RECORD EXTRACTS:

========================================

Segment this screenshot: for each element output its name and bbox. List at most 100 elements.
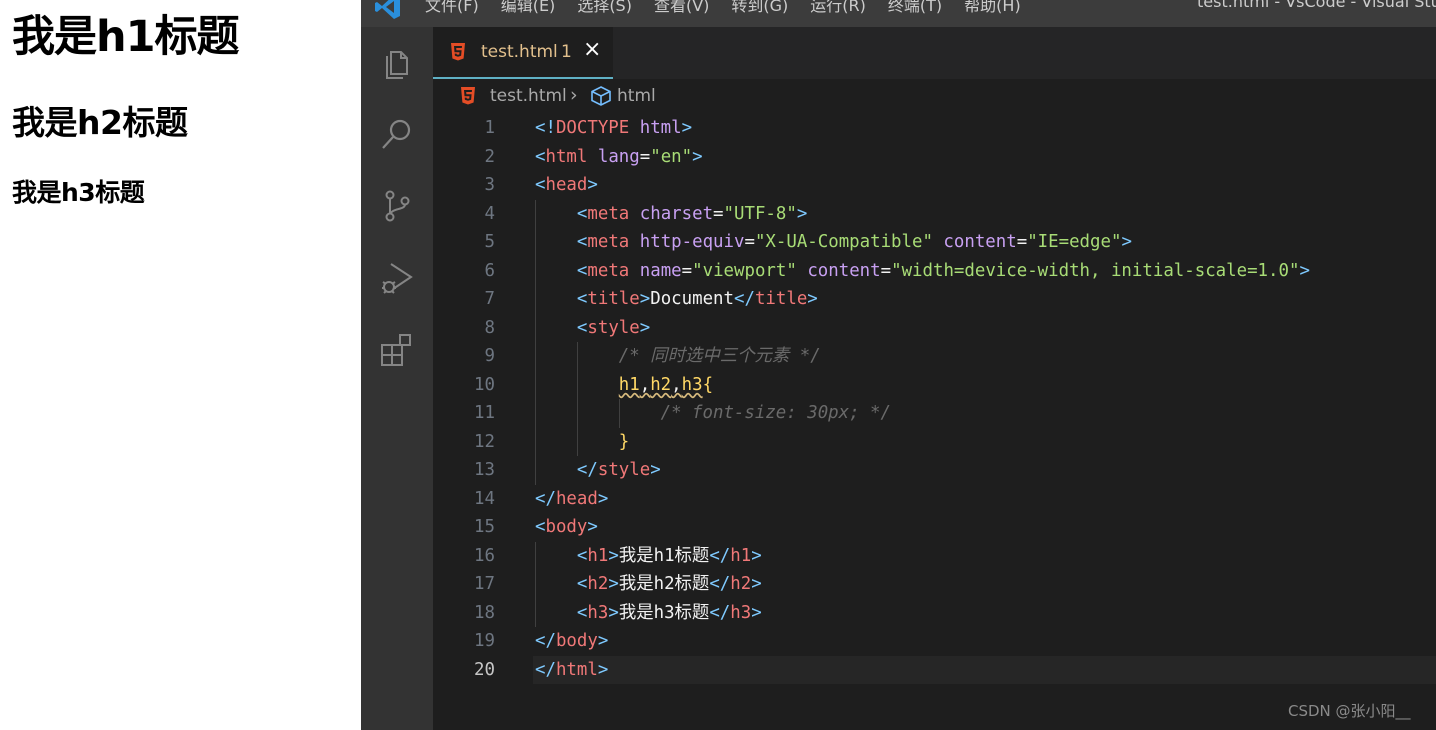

========================================

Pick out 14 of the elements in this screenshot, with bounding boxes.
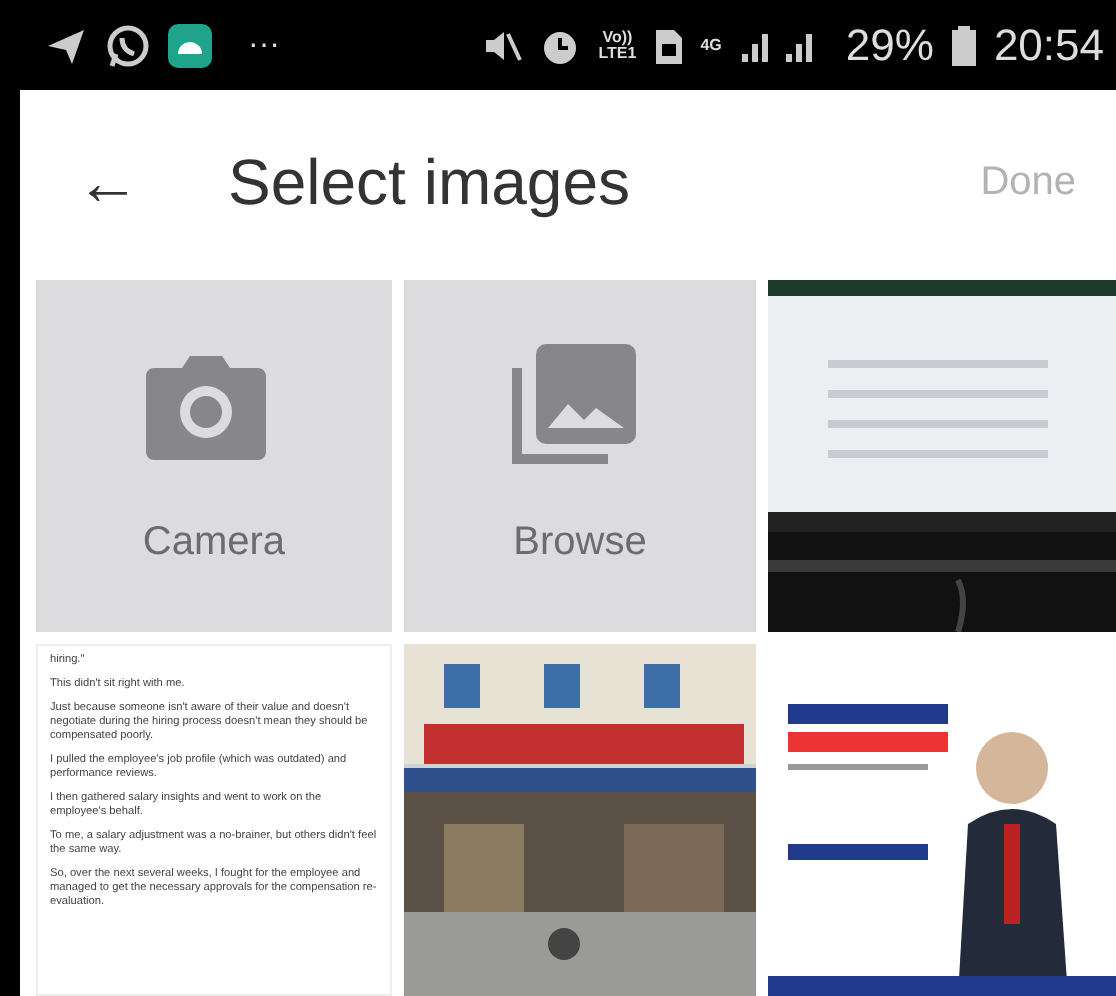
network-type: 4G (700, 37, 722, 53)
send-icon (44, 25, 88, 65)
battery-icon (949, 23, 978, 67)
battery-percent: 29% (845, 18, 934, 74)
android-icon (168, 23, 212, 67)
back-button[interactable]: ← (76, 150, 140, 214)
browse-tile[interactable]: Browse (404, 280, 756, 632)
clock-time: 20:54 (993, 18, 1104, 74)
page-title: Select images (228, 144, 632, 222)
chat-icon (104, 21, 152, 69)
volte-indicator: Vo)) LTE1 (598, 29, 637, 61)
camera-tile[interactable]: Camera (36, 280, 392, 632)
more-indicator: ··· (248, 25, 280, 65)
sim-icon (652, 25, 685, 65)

========================================

WRITTEN PROBLEM: Copy the records word for word, starting at the line that contains "Pick out 14" and ending after the line that contains "camera-tile[interactable]: Camera (36, 280, 392, 632)". Omit the pictures from your copy.

WRITTEN REPLY:
Pick out 14 of the elements in this screenshot, with bounding boxes.
network-type: 4G (700, 37, 722, 53)
send-icon (44, 25, 88, 65)
battery-icon (949, 23, 978, 67)
battery-percent: 29% (845, 18, 934, 74)
android-icon (168, 23, 212, 67)
back-button[interactable]: ← (76, 150, 140, 214)
browse-tile[interactable]: Browse (404, 280, 756, 632)
clock-time: 20:54 (993, 18, 1104, 74)
page-title: Select images (228, 144, 632, 222)
chat-icon (104, 21, 152, 69)
volte-indicator: Vo)) LTE1 (598, 29, 637, 61)
camera-tile[interactable]: Camera (36, 280, 392, 632)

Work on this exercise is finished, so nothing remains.